> _Given request_: In the listing below, find the line containing "Extract the structured". Write out that line and every line after it to the end, exactly and only those.

> _Dataset rows_:
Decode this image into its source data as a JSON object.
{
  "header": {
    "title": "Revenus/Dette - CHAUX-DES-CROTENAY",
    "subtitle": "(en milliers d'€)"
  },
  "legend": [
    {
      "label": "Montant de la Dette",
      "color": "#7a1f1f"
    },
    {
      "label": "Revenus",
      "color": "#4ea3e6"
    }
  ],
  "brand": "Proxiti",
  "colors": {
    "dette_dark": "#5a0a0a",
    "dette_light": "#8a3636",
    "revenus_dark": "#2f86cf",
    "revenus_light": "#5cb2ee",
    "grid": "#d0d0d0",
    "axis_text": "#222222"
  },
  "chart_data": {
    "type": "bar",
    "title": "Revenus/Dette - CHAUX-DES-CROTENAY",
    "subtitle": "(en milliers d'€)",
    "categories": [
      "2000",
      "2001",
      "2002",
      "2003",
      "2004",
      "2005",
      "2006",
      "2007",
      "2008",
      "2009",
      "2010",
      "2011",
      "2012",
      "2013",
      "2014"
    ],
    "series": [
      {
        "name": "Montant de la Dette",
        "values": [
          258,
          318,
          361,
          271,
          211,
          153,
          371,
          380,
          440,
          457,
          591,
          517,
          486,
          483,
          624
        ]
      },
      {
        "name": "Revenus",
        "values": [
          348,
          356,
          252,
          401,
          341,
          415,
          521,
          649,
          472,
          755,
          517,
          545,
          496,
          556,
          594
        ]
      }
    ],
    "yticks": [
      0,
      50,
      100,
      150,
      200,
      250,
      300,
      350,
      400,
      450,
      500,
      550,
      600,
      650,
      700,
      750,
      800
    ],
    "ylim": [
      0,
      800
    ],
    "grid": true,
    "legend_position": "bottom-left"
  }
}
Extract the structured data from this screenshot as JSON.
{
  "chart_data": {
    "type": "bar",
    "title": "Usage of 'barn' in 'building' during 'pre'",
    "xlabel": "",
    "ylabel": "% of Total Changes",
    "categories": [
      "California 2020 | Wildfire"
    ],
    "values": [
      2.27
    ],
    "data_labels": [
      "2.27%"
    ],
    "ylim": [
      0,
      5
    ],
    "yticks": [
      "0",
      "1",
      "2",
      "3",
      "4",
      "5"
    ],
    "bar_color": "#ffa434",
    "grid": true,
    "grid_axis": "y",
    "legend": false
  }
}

> _Final result_:
Extract the structured data from this screenshot as JSON.
{
  "chart_data": {
    "type": "bar",
    "title": "Usage of 'barn' in 'building' during 'pre'",
    "xlabel": "",
    "ylabel": "% of Total Changes",
    "categories": [
      "California 2020 | Wildfire"
    ],
    "values": [
      2.27
    ],
    "data_labels": [
      "2.27%"
    ],
    "ylim": [
      0,
      5
    ],
    "yticks": [
      "0",
      "1",
      "2",
      "3",
      "4",
      "5"
    ],
    "bar_color": "#ffa434",
    "grid": true,
    "grid_axis": "y",
    "legend": false
  }
}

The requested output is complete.